= Written instruction =
Quote every line as written. Omit pictures.

Records from a data collection:
========================
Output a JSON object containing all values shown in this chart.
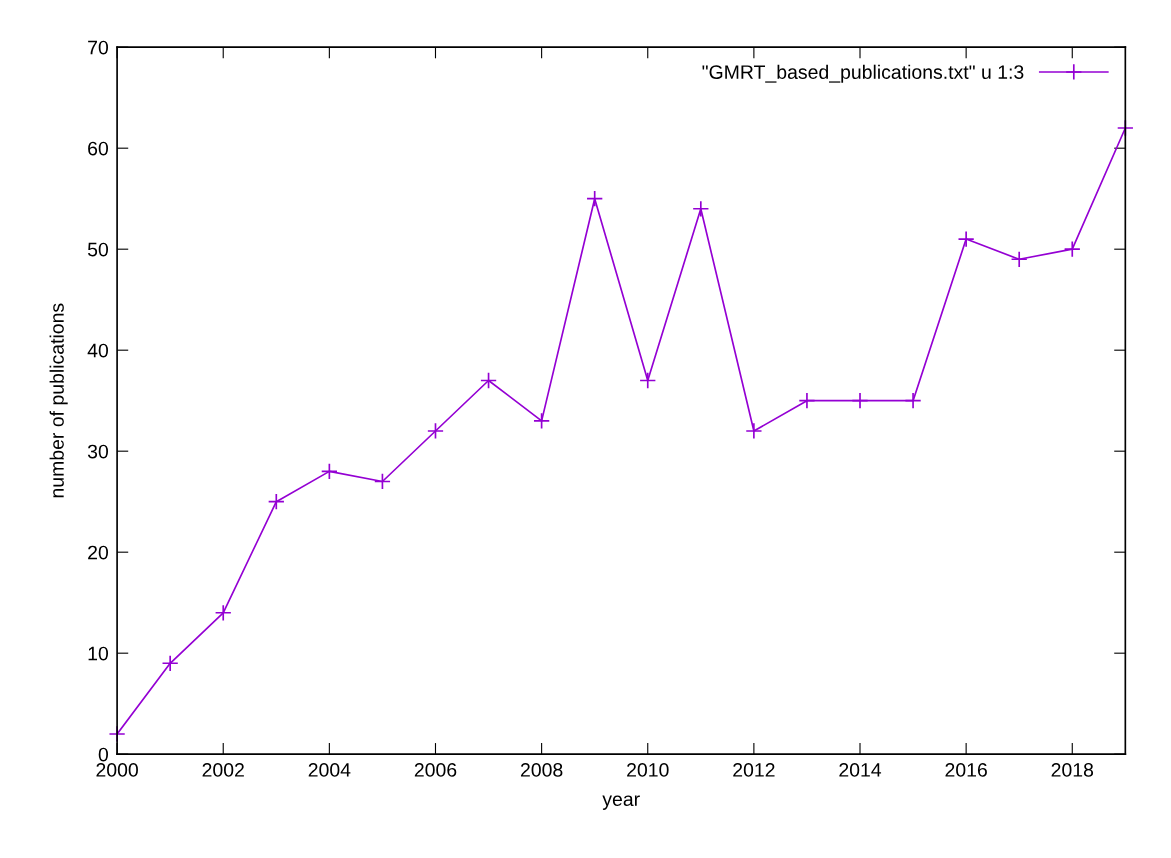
{
  "chart_data": {
    "type": "line",
    "xlabel": "year",
    "ylabel": "number of publications",
    "x": [
      2000,
      2001,
      2002,
      2003,
      2004,
      2005,
      2006,
      2007,
      2008,
      2009,
      2010,
      2011,
      2012,
      2013,
      2014,
      2015,
      2016,
      2017,
      2018,
      2019
    ],
    "series": [
      {
        "name": "\"GMRT_based_publications.txt\" u 1:3",
        "color": "#9400d3",
        "values": [
          2,
          9,
          14,
          25,
          28,
          27,
          32,
          37,
          33,
          55,
          37,
          54,
          32,
          35,
          35,
          35,
          51,
          49,
          50,
          62
        ]
      }
    ],
    "xlim": [
      2000,
      2019
    ],
    "xticks": [
      2000,
      2002,
      2004,
      2006,
      2008,
      2010,
      2012,
      2014,
      2016,
      2018
    ],
    "ylim": [
      0,
      70
    ],
    "yticks": [
      0,
      10,
      20,
      30,
      40,
      50,
      60,
      70
    ],
    "grid": false,
    "legend": "top right",
    "marker": "cross",
    "line_style": "solid"
  }
}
========================
= Exercise solution =
Output a JSON object containing all values shown in this chart.
{
  "chart_data": {
    "type": "line",
    "xlabel": "year",
    "ylabel": "number of publications",
    "x": [
      2000,
      2001,
      2002,
      2003,
      2004,
      2005,
      2006,
      2007,
      2008,
      2009,
      2010,
      2011,
      2012,
      2013,
      2014,
      2015,
      2016,
      2017,
      2018,
      2019
    ],
    "series": [
      {
        "name": "\"GMRT_based_publications.txt\" u 1:3",
        "color": "#9400d3",
        "values": [
          2,
          9,
          14,
          25,
          28,
          27,
          32,
          37,
          33,
          55,
          37,
          54,
          32,
          35,
          35,
          35,
          51,
          49,
          50,
          62
        ]
      }
    ],
    "xlim": [
      2000,
      2019
    ],
    "xticks": [
      2000,
      2002,
      2004,
      2006,
      2008,
      2010,
      2012,
      2014,
      2016,
      2018
    ],
    "ylim": [
      0,
      70
    ],
    "yticks": [
      0,
      10,
      20,
      30,
      40,
      50,
      60,
      70
    ],
    "grid": false,
    "legend": "top right",
    "marker": "cross",
    "line_style": "solid"
  }
}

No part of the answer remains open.